• _Task requirements_:
Locate the word "enseñanzas" in the material, then show every line that holds it.
START Material provided
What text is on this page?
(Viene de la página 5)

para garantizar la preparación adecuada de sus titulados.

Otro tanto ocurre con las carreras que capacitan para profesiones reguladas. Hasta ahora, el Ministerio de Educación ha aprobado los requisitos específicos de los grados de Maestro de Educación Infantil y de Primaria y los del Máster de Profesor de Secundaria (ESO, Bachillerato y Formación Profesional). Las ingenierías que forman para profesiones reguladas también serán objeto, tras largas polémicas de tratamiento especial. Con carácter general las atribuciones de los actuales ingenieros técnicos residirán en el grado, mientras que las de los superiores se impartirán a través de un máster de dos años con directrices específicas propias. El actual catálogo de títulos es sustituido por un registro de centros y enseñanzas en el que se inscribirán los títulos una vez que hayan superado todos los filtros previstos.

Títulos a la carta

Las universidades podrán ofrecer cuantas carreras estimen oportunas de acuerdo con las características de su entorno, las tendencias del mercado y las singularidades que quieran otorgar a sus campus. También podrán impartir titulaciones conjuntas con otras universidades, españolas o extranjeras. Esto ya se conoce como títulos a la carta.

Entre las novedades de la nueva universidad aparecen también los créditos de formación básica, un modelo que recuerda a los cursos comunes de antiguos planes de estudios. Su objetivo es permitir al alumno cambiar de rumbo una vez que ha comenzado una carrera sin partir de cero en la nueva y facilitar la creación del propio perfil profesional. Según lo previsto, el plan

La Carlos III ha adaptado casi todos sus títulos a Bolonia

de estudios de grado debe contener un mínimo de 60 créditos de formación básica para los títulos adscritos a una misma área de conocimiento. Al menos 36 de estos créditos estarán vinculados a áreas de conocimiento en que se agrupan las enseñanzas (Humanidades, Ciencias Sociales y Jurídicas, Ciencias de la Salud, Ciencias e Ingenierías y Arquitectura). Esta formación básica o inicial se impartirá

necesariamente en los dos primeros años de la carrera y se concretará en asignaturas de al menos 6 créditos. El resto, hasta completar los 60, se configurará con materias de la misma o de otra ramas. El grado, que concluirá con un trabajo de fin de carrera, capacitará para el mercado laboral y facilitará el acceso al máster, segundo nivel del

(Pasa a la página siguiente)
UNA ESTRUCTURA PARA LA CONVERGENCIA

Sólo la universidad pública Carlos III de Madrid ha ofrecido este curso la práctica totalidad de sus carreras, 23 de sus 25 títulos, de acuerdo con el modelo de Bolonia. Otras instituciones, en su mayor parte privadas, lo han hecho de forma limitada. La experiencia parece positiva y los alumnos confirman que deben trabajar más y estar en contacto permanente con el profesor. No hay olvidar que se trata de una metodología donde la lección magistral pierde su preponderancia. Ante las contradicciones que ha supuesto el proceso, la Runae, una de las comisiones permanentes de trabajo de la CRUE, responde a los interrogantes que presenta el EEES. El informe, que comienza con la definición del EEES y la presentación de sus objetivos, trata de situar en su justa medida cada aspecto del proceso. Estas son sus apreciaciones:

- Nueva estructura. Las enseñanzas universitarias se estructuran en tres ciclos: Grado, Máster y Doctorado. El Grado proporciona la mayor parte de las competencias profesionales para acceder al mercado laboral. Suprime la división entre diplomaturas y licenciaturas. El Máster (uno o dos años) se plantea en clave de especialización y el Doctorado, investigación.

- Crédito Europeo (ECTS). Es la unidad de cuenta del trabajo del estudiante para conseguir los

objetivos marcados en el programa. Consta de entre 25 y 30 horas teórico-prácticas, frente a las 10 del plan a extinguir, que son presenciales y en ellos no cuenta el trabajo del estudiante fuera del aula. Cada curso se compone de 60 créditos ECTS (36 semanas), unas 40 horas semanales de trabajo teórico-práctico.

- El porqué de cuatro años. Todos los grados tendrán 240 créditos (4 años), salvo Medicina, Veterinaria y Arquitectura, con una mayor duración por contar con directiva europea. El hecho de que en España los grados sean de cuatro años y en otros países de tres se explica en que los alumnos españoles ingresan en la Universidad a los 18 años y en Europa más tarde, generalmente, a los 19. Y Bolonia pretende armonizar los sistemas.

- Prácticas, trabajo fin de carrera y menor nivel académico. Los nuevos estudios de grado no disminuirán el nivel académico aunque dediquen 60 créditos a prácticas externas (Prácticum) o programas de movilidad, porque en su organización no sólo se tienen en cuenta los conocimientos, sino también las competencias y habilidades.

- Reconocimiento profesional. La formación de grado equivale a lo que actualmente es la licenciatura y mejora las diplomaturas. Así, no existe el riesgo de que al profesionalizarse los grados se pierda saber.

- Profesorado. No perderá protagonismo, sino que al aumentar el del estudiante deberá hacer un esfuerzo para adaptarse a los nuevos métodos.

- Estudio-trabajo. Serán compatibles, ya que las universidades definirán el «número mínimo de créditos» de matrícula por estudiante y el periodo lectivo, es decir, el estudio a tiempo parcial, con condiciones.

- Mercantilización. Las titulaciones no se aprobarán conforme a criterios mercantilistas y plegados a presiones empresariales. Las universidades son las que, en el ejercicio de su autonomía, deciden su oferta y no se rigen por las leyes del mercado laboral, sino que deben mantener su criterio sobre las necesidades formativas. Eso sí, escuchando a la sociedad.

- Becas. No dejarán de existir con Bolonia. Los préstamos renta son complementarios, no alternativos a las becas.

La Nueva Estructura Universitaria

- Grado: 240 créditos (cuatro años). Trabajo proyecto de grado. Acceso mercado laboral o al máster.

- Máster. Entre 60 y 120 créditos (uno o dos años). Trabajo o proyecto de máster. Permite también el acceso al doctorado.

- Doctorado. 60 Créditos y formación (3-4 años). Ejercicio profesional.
END Material provided
• _Written response_:
Otro tanto ocurre con las carreras que capacitan para profesiones reguladas. Hasta ahora, el Ministerio de Educación ha aprobado los requisitos específicos de los grados de Maestro de Educación Infantil y de Primaria y los del Máster de Profesor de Secundaria (ESO, Bachillerato y Formación Profesional). Las ingenierías que forman para profesiones reguladas también serán objeto, tras largas polémicas de tratamiento especial. Con carácter general las atribuciones de los actuales ingenieros técnicos residirán en el grado, mientras que las de los superiores se impartirán a través de un máster de dos años con directrices específicas propias. El actual catálogo de títulos es sustituido por un registro de centros y enseñanzas en el que se inscribirán los títulos una vez que hayan superado todos los filtros previstos.
de estudios de grado debe contener un mínimo de 60 créditos de formación básica para los títulos adscritos a una misma área de conocimiento. Al menos 36 de estos créditos estarán vinculados a áreas de conocimiento en que se agrupan las enseñanzas (Humanidades, Ciencias Sociales y Jurídicas, Ciencias de la Salud, Ciencias e Ingenierías y Arquitectura). Esta formación básica o inicial se impartirá
- Nueva estructura. Las enseñanzas universitarias se estructuran en tres ciclos: Grado, Máster y Doctorado. El Grado proporciona la mayor parte de las competencias profesionales para acceder al mercado laboral. Suprime la división entre diplomaturas y licenciaturas. El Máster (uno o dos años) se plantea en clave de especialización y el Doctorado, investigación.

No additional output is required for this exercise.